▶ [Task to complete]
Copy down all of the data underneath, exactly as shown.

▶ [Working data]

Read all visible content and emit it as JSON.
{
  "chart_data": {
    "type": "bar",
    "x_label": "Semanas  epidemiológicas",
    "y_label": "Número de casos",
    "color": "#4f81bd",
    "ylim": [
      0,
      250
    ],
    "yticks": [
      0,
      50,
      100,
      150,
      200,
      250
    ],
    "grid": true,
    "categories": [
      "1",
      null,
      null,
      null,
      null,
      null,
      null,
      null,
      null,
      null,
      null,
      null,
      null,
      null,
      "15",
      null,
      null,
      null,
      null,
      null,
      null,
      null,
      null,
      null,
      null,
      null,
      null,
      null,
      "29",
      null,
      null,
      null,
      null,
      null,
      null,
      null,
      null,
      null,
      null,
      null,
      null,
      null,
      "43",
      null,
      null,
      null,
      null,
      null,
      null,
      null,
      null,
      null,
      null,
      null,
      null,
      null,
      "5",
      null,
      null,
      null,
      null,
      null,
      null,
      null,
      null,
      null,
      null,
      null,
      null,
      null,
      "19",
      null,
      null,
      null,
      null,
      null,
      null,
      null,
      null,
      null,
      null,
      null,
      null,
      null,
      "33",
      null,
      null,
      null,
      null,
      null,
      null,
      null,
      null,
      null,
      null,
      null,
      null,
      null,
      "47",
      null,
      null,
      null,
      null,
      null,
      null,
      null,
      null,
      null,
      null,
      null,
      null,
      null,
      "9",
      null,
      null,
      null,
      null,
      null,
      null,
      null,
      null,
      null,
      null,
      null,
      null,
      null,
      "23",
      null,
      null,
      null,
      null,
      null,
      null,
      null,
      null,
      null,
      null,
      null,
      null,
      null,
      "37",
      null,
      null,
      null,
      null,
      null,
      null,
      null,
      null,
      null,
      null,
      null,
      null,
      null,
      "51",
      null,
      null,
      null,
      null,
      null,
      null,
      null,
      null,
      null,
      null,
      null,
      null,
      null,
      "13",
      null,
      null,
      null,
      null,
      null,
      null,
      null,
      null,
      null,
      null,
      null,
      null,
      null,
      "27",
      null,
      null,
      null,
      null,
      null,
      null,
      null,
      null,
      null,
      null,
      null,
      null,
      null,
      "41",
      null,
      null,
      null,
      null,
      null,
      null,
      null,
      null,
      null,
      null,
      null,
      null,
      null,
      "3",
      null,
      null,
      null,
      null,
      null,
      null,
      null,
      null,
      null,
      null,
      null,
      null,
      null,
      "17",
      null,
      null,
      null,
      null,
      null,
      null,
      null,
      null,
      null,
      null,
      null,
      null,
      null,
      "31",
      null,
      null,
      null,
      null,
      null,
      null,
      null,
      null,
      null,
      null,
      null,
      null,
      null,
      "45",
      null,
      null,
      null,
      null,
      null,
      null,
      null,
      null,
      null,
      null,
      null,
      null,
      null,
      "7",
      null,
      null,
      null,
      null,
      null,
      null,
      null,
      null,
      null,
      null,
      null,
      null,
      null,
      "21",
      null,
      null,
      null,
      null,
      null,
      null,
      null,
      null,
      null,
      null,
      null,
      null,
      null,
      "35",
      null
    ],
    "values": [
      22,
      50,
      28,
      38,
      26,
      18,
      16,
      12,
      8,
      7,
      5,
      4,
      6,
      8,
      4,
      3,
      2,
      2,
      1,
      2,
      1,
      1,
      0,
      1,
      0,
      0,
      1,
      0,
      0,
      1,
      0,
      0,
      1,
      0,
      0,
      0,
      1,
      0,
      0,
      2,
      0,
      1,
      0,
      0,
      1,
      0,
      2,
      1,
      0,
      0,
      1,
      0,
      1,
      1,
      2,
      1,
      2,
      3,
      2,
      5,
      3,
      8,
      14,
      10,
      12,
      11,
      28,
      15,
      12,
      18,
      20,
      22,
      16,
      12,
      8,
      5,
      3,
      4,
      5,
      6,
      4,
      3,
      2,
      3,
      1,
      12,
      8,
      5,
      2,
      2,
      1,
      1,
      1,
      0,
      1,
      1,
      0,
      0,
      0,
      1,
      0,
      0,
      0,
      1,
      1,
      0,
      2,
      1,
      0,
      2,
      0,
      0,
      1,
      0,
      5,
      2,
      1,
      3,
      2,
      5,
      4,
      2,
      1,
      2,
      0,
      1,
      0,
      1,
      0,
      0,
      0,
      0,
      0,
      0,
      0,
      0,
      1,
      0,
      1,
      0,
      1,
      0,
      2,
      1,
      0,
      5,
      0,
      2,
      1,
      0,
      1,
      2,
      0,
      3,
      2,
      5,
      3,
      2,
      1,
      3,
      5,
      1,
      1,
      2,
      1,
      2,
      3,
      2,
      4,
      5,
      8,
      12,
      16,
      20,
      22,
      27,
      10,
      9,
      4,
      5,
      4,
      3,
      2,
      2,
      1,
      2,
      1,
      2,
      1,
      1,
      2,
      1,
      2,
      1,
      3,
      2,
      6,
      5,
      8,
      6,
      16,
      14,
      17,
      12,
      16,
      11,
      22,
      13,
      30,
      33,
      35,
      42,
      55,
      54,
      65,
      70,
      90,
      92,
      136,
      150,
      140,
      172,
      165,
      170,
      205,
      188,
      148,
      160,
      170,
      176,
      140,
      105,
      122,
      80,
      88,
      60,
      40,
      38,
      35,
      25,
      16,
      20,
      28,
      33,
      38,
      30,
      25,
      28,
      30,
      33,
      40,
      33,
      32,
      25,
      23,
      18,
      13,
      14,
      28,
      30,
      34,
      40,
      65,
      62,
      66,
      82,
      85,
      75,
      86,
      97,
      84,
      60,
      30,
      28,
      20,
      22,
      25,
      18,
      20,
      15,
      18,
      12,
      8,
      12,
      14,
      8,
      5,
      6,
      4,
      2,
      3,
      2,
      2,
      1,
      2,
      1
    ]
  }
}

▶ [Written response]
Read all visible content and emit it as JSON.
{
  "chart_data": {
    "type": "bar",
    "x_label": "Semanas  epidemiológicas",
    "y_label": "Número de casos",
    "color": "#4f81bd",
    "ylim": [
      0,
      250
    ],
    "yticks": [
      0,
      50,
      100,
      150,
      200,
      250
    ],
    "grid": true,
    "categories": [
      "1",
      null,
      null,
      null,
      null,
      null,
      null,
      null,
      null,
      null,
      null,
      null,
      null,
      null,
      "15",
      null,
      null,
      null,
      null,
      null,
      null,
      null,
      null,
      null,
      null,
      null,
      null,
      null,
      "29",
      null,
      null,
      null,
      null,
      null,
      null,
      null,
      null,
      null,
      null,
      null,
      null,
      null,
      "43",
      null,
      null,
      null,
      null,
      null,
      null,
      null,
      null,
      null,
      null,
      null,
      null,
      null,
      "5",
      null,
      null,
      null,
      null,
      null,
      null,
      null,
      null,
      null,
      null,
      null,
      null,
      null,
      "19",
      null,
      null,
      null,
      null,
      null,
      null,
      null,
      null,
      null,
      null,
      null,
      null,
      null,
      "33",
      null,
      null,
      null,
      null,
      null,
      null,
      null,
      null,
      null,
      null,
      null,
      null,
      null,
      "47",
      null,
      null,
      null,
      null,
      null,
      null,
      null,
      null,
      null,
      null,
      null,
      null,
      null,
      "9",
      null,
      null,
      null,
      null,
      null,
      null,
      null,
      null,
      null,
      null,
      null,
      null,
      null,
      "23",
      null,
      null,
      null,
      null,
      null,
      null,
      null,
      null,
      null,
      null,
      null,
      null,
      null,
      "37",
      null,
      null,
      null,
      null,
      null,
      null,
      null,
      null,
      null,
      null,
      null,
      null,
      null,
      "51",
      null,
      null,
      null,
      null,
      null,
      null,
      null,
      null,
      null,
      null,
      null,
      null,
      null,
      "13",
      null,
      null,
      null,
      null,
      null,
      null,
      null,
      null,
      null,
      null,
      null,
      null,
      null,
      "27",
      null,
      null,
      null,
      null,
      null,
      null,
      null,
      null,
      null,
      null,
      null,
      null,
      null,
      "41",
      null,
      null,
      null,
      null,
      null,
      null,
      null,
      null,
      null,
      null,
      null,
      null,
      null,
      "3",
      null,
      null,
      null,
      null,
      null,
      null,
      null,
      null,
      null,
      null,
      null,
      null,
      null,
      "17",
      null,
      null,
      null,
      null,
      null,
      null,
      null,
      null,
      null,
      null,
      null,
      null,
      null,
      "31",
      null,
      null,
      null,
      null,
      null,
      null,
      null,
      null,
      null,
      null,
      null,
      null,
      null,
      "45",
      null,
      null,
      null,
      null,
      null,
      null,
      null,
      null,
      null,
      null,
      null,
      null,
      null,
      "7",
      null,
      null,
      null,
      null,
      null,
      null,
      null,
      null,
      null,
      null,
      null,
      null,
      null,
      "21",
      null,
      null,
      null,
      null,
      null,
      null,
      null,
      null,
      null,
      null,
      null,
      null,
      null,
      "35",
      null
    ],
    "values": [
      22,
      50,
      28,
      38,
      26,
      18,
      16,
      12,
      8,
      7,
      5,
      4,
      6,
      8,
      4,
      3,
      2,
      2,
      1,
      2,
      1,
      1,
      0,
      1,
      0,
      0,
      1,
      0,
      0,
      1,
      0,
      0,
      1,
      0,
      0,
      0,
      1,
      0,
      0,
      2,
      0,
      1,
      0,
      0,
      1,
      0,
      2,
      1,
      0,
      0,
      1,
      0,
      1,
      1,
      2,
      1,
      2,
      3,
      2,
      5,
      3,
      8,
      14,
      10,
      12,
      11,
      28,
      15,
      12,
      18,
      20,
      22,
      16,
      12,
      8,
      5,
      3,
      4,
      5,
      6,
      4,
      3,
      2,
      3,
      1,
      12,
      8,
      5,
      2,
      2,
      1,
      1,
      1,
      0,
      1,
      1,
      0,
      0,
      0,
      1,
      0,
      0,
      0,
      1,
      1,
      0,
      2,
      1,
      0,
      2,
      0,
      0,
      1,
      0,
      5,
      2,
      1,
      3,
      2,
      5,
      4,
      2,
      1,
      2,
      0,
      1,
      0,
      1,
      0,
      0,
      0,
      0,
      0,
      0,
      0,
      0,
      1,
      0,
      1,
      0,
      1,
      0,
      2,
      1,
      0,
      5,
      0,
      2,
      1,
      0,
      1,
      2,
      0,
      3,
      2,
      5,
      3,
      2,
      1,
      3,
      5,
      1,
      1,
      2,
      1,
      2,
      3,
      2,
      4,
      5,
      8,
      12,
      16,
      20,
      22,
      27,
      10,
      9,
      4,
      5,
      4,
      3,
      2,
      2,
      1,
      2,
      1,
      2,
      1,
      1,
      2,
      1,
      2,
      1,
      3,
      2,
      6,
      5,
      8,
      6,
      16,
      14,
      17,
      12,
      16,
      11,
      22,
      13,
      30,
      33,
      35,
      42,
      55,
      54,
      65,
      70,
      90,
      92,
      136,
      150,
      140,
      172,
      165,
      170,
      205,
      188,
      148,
      160,
      170,
      176,
      140,
      105,
      122,
      80,
      88,
      60,
      40,
      38,
      35,
      25,
      16,
      20,
      28,
      33,
      38,
      30,
      25,
      28,
      30,
      33,
      40,
      33,
      32,
      25,
      23,
      18,
      13,
      14,
      28,
      30,
      34,
      40,
      65,
      62,
      66,
      82,
      85,
      75,
      86,
      97,
      84,
      60,
      30,
      28,
      20,
      22,
      25,
      18,
      20,
      15,
      18,
      12,
      8,
      12,
      14,
      8,
      5,
      6,
      4,
      2,
      3,
      2,
      2,
      1,
      2,
      1
    ]
  }
}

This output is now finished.